(Data extracted from a collection)
###

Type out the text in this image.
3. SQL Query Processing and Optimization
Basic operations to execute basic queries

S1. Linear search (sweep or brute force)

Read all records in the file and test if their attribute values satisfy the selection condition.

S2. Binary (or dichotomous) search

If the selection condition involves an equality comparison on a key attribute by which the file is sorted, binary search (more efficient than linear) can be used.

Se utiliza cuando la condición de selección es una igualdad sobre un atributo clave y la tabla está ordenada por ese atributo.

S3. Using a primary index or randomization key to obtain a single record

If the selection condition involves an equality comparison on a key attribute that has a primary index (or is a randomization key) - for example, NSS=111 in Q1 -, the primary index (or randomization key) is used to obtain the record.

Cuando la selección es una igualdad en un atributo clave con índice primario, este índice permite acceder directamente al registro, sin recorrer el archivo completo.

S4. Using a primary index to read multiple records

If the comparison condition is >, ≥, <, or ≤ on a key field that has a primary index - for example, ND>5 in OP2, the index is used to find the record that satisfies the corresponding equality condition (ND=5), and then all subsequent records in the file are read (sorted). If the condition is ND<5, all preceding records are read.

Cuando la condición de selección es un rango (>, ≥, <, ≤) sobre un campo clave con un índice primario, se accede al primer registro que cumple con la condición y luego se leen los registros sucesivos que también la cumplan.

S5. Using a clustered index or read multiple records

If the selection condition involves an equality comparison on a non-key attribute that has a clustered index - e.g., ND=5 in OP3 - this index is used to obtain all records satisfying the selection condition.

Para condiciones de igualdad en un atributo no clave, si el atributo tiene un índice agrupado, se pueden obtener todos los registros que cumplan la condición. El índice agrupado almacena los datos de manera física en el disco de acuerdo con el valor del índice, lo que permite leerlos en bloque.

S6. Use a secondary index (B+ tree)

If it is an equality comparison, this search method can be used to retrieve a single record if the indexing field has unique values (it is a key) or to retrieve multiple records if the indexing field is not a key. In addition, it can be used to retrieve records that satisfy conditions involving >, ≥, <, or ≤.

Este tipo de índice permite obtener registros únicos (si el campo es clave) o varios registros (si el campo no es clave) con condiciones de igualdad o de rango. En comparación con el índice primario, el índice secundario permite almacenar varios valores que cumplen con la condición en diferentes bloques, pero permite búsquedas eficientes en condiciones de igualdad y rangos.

###

### STATED GOAL:
Please list every line of the records that contains "file".

### TASK RESPONSE:
Read all records in the file and test if their attribute values satisfy the selection condition.
If the selection condition involves an equality comparison on a key attribute by which the file is sorted, binary search (more efficient than linear) can be used.
If the comparison condition is >, ≥, <, or ≤ on a key field that has a primary index - for example, ND>5 in OP2, the index is used to find the record that satisfies the corresponding equality condition (ND=5), and then all subsequent records in the file are read (sorted). If the condition is ND<5, all preceding records are read.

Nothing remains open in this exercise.